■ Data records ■
--------------------------------

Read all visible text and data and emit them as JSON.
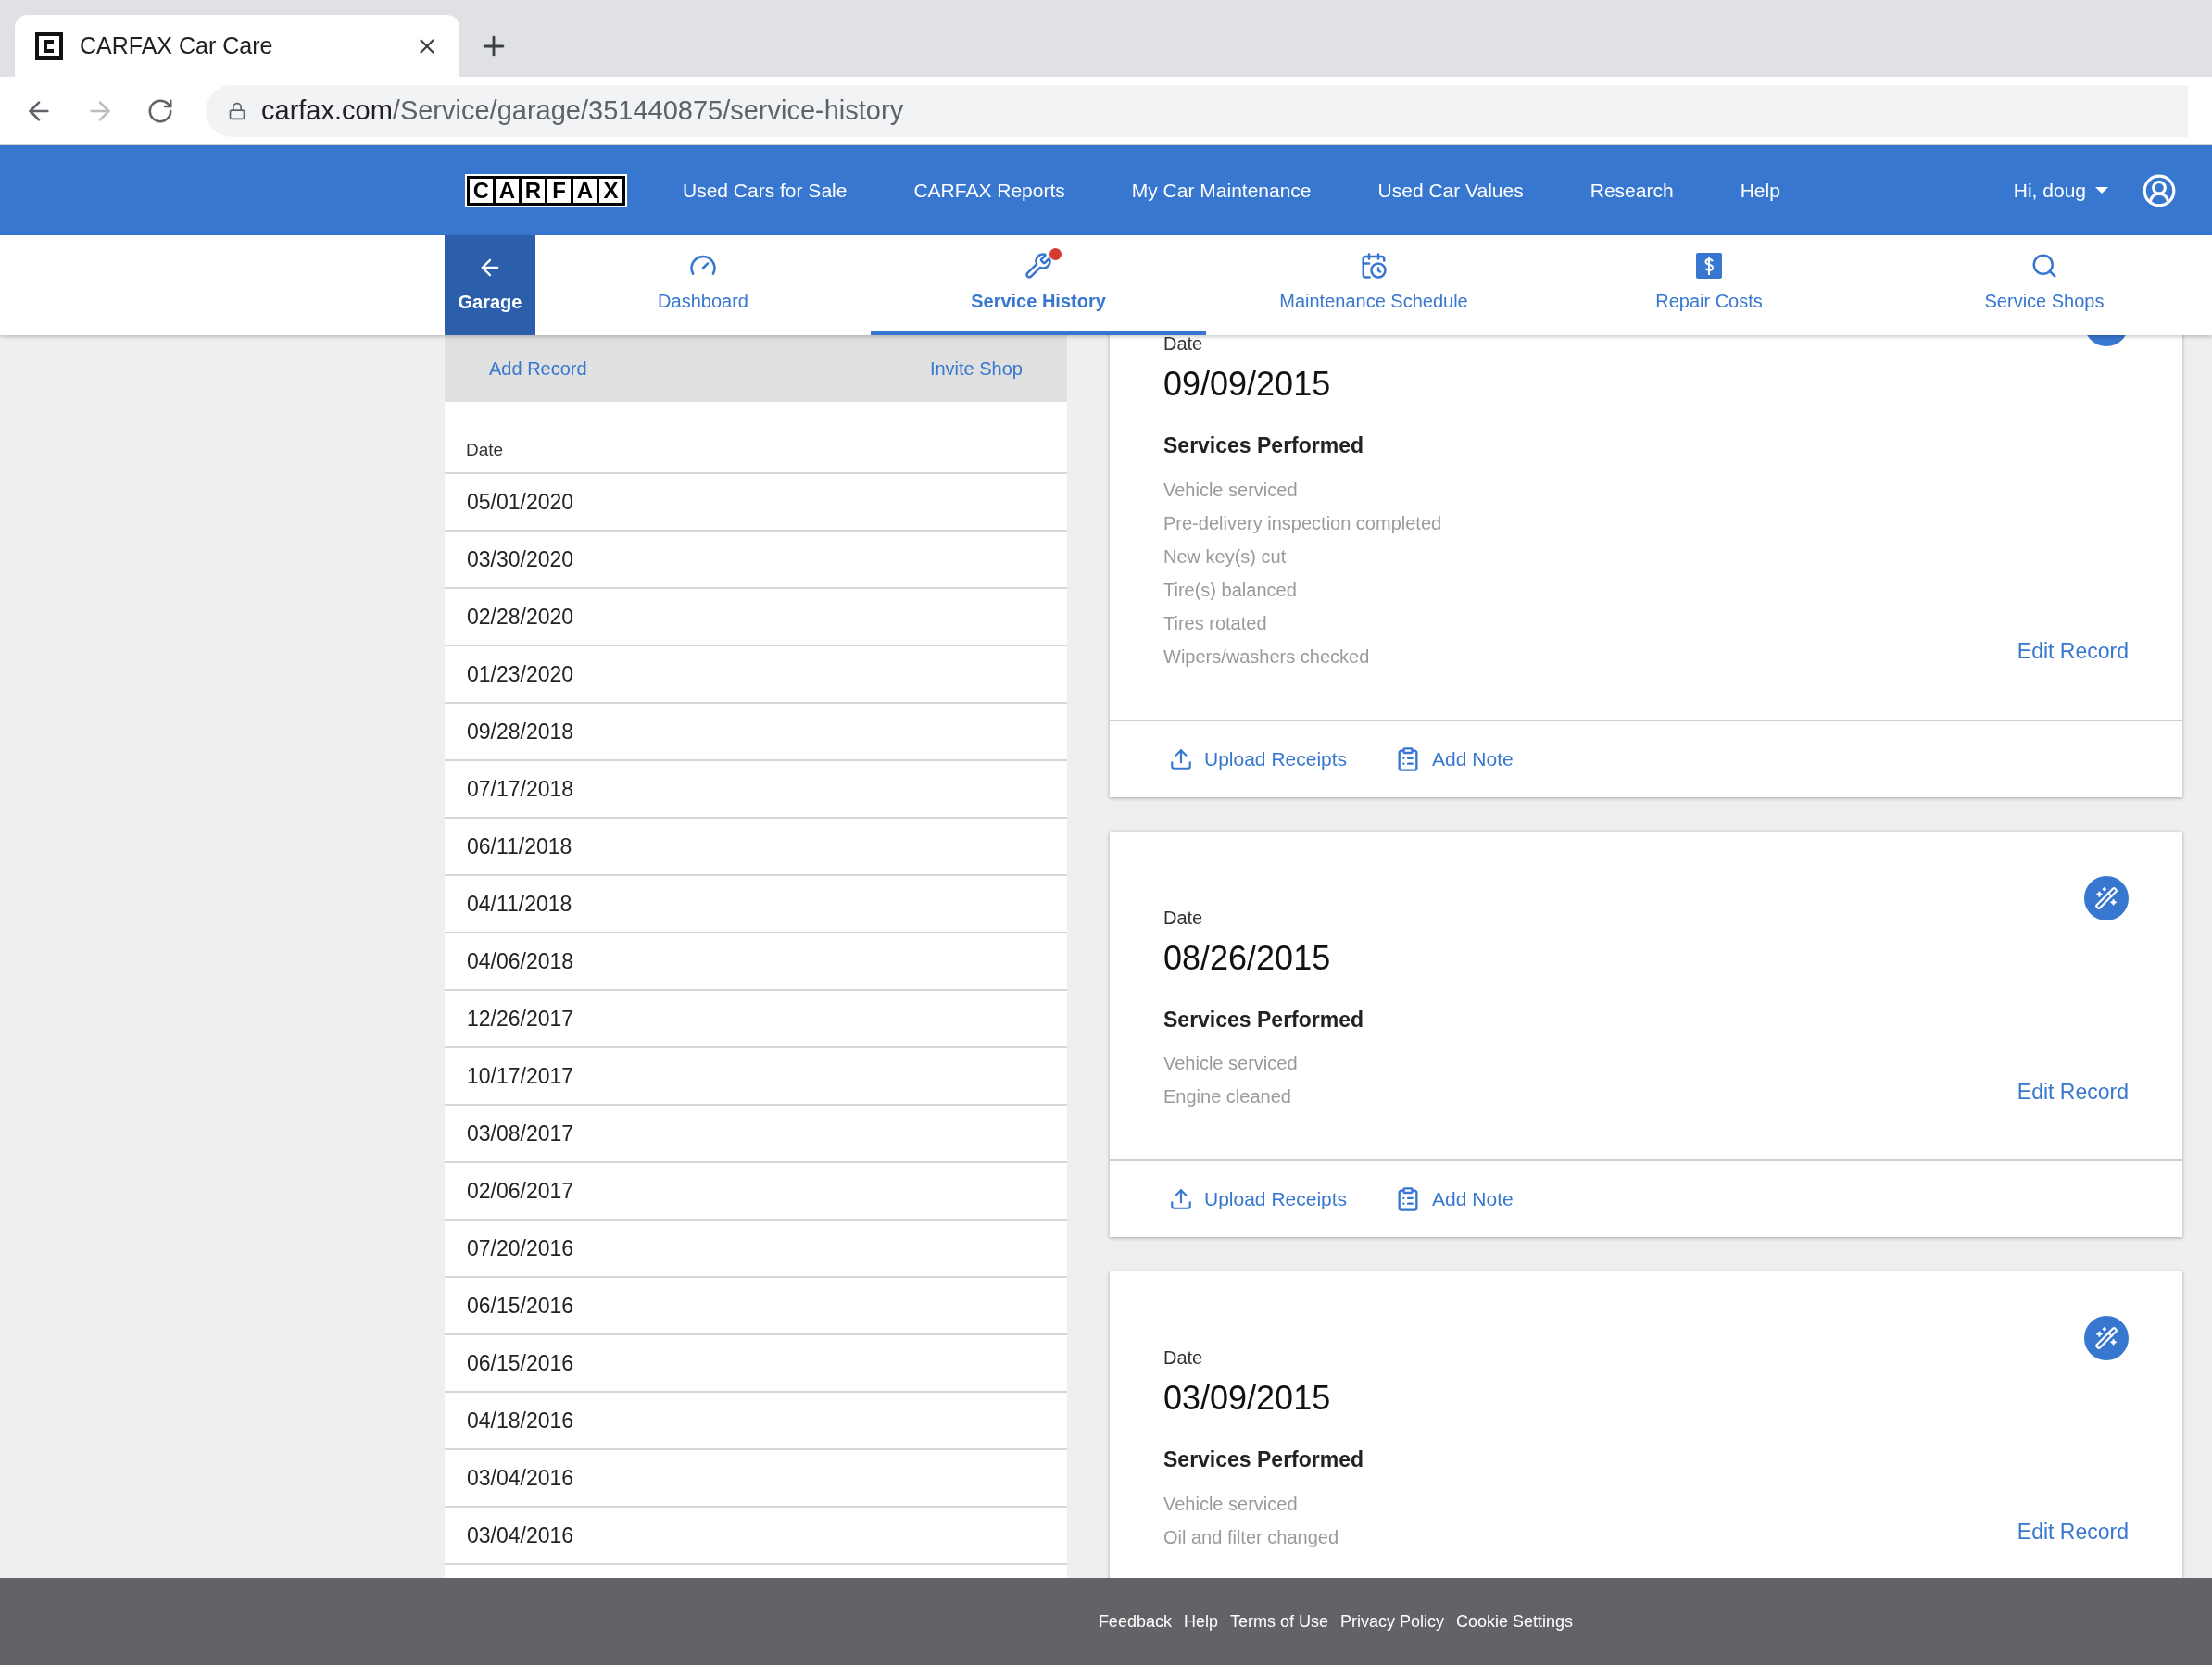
{
  "browser": {
    "tab_title": "CARFAX Car Care",
    "url_domain": "carfax.com",
    "url_path": "/Service/garage/351440875/service-history"
  },
  "logo": [
    "C",
    "A",
    "R",
    "F",
    "A",
    "X"
  ],
  "top_nav": [
    "Used Cars for Sale",
    "CARFAX Reports",
    "My Car Maintenance",
    "Used Car Values",
    "Research",
    "Help"
  ],
  "user": {
    "greeting": "Hi, doug"
  },
  "back": {
    "label": "Garage"
  },
  "sub_nav": [
    {
      "label": "Dashboard",
      "kind": "gauge",
      "selected": false,
      "alert": false
    },
    {
      "label": "Service History",
      "kind": "tools",
      "selected": true,
      "alert": true
    },
    {
      "label": "Maintenance Schedule",
      "kind": "schedule",
      "selected": false,
      "alert": false
    },
    {
      "label": "Repair Costs",
      "kind": "dollar",
      "selected": false,
      "alert": false
    },
    {
      "label": "Service Shops",
      "kind": "search",
      "selected": false,
      "alert": false
    }
  ],
  "sidebar": {
    "actions": [
      "Add Record",
      "Invite Shop"
    ],
    "column": "Date",
    "rows": [
      "05/01/2020",
      "03/30/2020",
      "02/28/2020",
      "01/23/2020",
      "09/28/2018",
      "07/17/2018",
      "06/11/2018",
      "04/11/2018",
      "04/06/2018",
      "12/26/2017",
      "10/17/2017",
      "03/08/2017",
      "02/06/2017",
      "07/20/2016",
      "06/15/2016",
      "06/15/2016",
      "04/18/2016",
      "03/04/2016",
      "03/04/2016"
    ]
  },
  "records": [
    {
      "date_label": "Date",
      "date": "09/09/2015",
      "services_title": "Services Performed",
      "services": [
        "Vehicle serviced",
        "Pre-delivery inspection completed",
        "New key(s) cut",
        "Tire(s) balanced",
        "Tires rotated",
        "Wipers/washers checked"
      ],
      "edit": "Edit Record",
      "actions": [
        "Upload Receipts",
        "Add Note"
      ]
    },
    {
      "date_label": "Date",
      "date": "08/26/2015",
      "services_title": "Services Performed",
      "services": [
        "Vehicle serviced",
        "Engine cleaned"
      ],
      "edit": "Edit Record",
      "actions": [
        "Upload Receipts",
        "Add Note"
      ]
    },
    {
      "date_label": "Date",
      "date": "03/09/2015",
      "services_title": "Services Performed",
      "services": [
        "Vehicle serviced",
        "Oil and filter changed"
      ],
      "edit": "Edit Record"
    }
  ],
  "footer": [
    "Feedback",
    "Help",
    "Terms of Use",
    "Privacy Policy",
    "Cookie Settings"
  ]
}
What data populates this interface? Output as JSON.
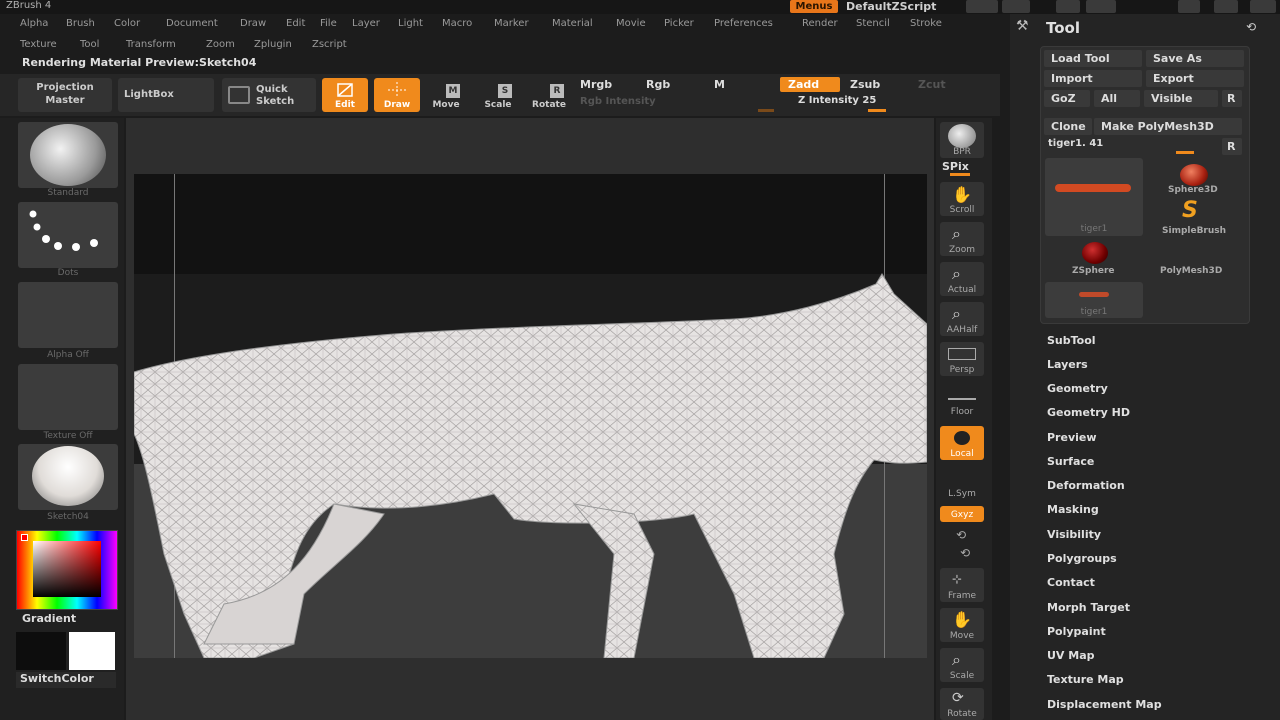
{
  "app": {
    "title": "ZBrush 4"
  },
  "titlebar": {
    "menus_label": "Menus",
    "script_label": "DefaultZScript"
  },
  "menu_row1": [
    "Alpha",
    "Brush",
    "Color",
    "Document",
    "Draw",
    "Edit",
    "File",
    "Layer",
    "Light",
    "Macro",
    "Marker",
    "Material",
    "Movie",
    "Picker",
    "Preferences",
    "Render",
    "Stencil",
    "Stroke"
  ],
  "menu_row2": [
    "Texture",
    "Tool",
    "Transform",
    "Zoom",
    "Zplugin",
    "Zscript"
  ],
  "status": "Rendering Material Preview:Sketch04",
  "toolbar": {
    "projection_master": [
      "Projection",
      "Master"
    ],
    "lightbox": "LightBox",
    "quick_sketch": [
      "Quick",
      "Sketch"
    ],
    "edit": "Edit",
    "draw": "Draw",
    "move": "Move",
    "scale": "Scale",
    "rotate": "Rotate",
    "mrgb": "Mrgb",
    "rgb": "Rgb",
    "m": "M",
    "rgb_intensity": "Rgb Intensity",
    "zadd": "Zadd",
    "zsub": "Zsub",
    "zcut": "Zcut",
    "z_intensity": "Z Intensity 25",
    "z_intensity_value": 25
  },
  "leftshelf": {
    "brush_label": "Standard",
    "stroke_label": "Dots",
    "alpha_label": "Alpha Off",
    "texture_label": "Texture Off",
    "material_label": "Sketch04",
    "gradient_label": "Gradient",
    "switchcolor_label": "SwitchColor",
    "colors": {
      "main": "#111111",
      "secondary": "#ffffff",
      "picker_hue": "#ff0000"
    }
  },
  "rightshelf": {
    "bpr": "BPR",
    "spix": "SPix",
    "scroll": "Scroll",
    "zoom": "Zoom",
    "actual": "Actual",
    "aahalf": "AAHalf",
    "persp": "Persp",
    "floor": "Floor",
    "local": "Local",
    "lsym": "L.Sym",
    "xyz": "Gxyz",
    "frame": "Frame",
    "move": "Move",
    "scale": "Scale",
    "rotate": "Rotate"
  },
  "tool_palette": {
    "title": "Tool",
    "load_tool": "Load Tool",
    "save_as": "Save As",
    "import": "Import",
    "export": "Export",
    "goz": "GoZ",
    "all": "All",
    "visible": "Visible",
    "r": "R",
    "clone": "Clone",
    "make_polymesh": "Make PolyMesh3D",
    "current_tool": "tiger1. 41",
    "tools": [
      {
        "name": "tiger1"
      },
      {
        "name": "Sphere3D"
      },
      {
        "name": "SimpleBrush"
      },
      {
        "name": "ZSphere"
      },
      {
        "name": "PolyMesh3D"
      },
      {
        "name": "tiger1"
      }
    ],
    "sections": [
      "SubTool",
      "Layers",
      "Geometry",
      "Geometry HD",
      "Preview",
      "Surface",
      "Deformation",
      "Masking",
      "Visibility",
      "Polygroups",
      "Contact",
      "Morph Target",
      "Polypaint",
      "UV Map",
      "Texture Map",
      "Displacement Map"
    ]
  },
  "accent_color": "#f08a1c"
}
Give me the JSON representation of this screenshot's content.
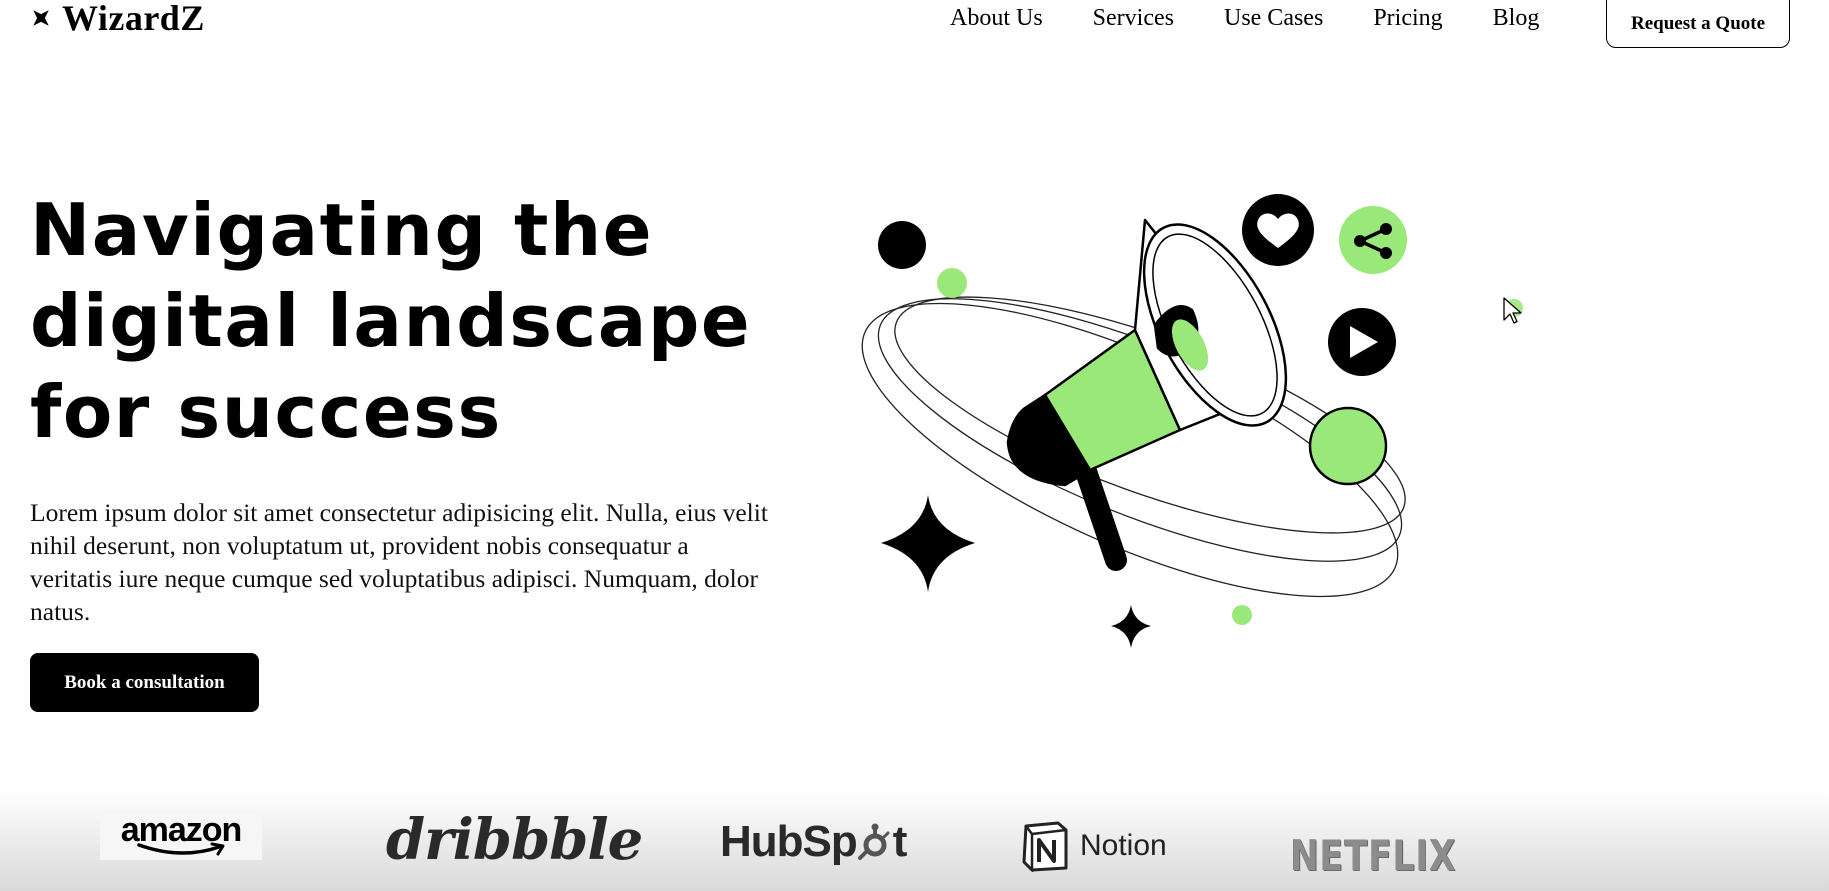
{
  "header": {
    "logo_text": "WizardZ",
    "nav": [
      "About Us",
      "Services",
      "Use Cases",
      "Pricing",
      "Blog"
    ],
    "quote_button": "Request a Quote"
  },
  "hero": {
    "title_lines": [
      "Navigating the",
      "digital landscape",
      "for success"
    ],
    "description": "Lorem ipsum dolor sit amet consectetur adipisicing elit. Nulla, eius velit nihil deserunt, non voluptatum ut, provident nobis consequatur a veritatis iure neque cumque sed voluptatibus adipisci. Numquam, dolor natus.",
    "cta": "Book a consultation"
  },
  "brands": {
    "amazon": "amazon",
    "dribbble": "dribbble",
    "hubspot_left": "HubSp",
    "hubspot_right": "t",
    "notion": "Notion",
    "netflix": "NETFLIX"
  },
  "colors": {
    "accent_green": "#9be87a",
    "text": "#000000",
    "background": "#ffffff"
  },
  "icons": [
    "heart-icon",
    "share-icon",
    "play-icon",
    "megaphone-illustration",
    "sparkle-star-icon"
  ]
}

--------------------------------

■ EXERCISE ■
Exactly those lines that run from the line holding "Give me the" to the end of the listing above, both included, are to be reproduced, with pictures left out.

■ FINAL RESULT ■
Give me the JSON representation of this screenshot's content.
{
  "header": {
    "logo_text": "WizardZ",
    "nav": [
      "About Us",
      "Services",
      "Use Cases",
      "Pricing",
      "Blog"
    ],
    "quote_button": "Request a Quote"
  },
  "hero": {
    "title_lines": [
      "Navigating the",
      "digital landscape",
      "for success"
    ],
    "description": "Lorem ipsum dolor sit amet consectetur adipisicing elit. Nulla, eius velit nihil deserunt, non voluptatum ut, provident nobis consequatur a veritatis iure neque cumque sed voluptatibus adipisci. Numquam, dolor natus.",
    "cta": "Book a consultation"
  },
  "brands": {
    "amazon": "amazon",
    "dribbble": "dribbble",
    "hubspot_left": "HubSp",
    "hubspot_right": "t",
    "notion": "Notion",
    "netflix": "NETFLIX"
  },
  "colors": {
    "accent_green": "#9be87a",
    "text": "#000000",
    "background": "#ffffff"
  },
  "icons": [
    "heart-icon",
    "share-icon",
    "play-icon",
    "megaphone-illustration",
    "sparkle-star-icon"
  ]
}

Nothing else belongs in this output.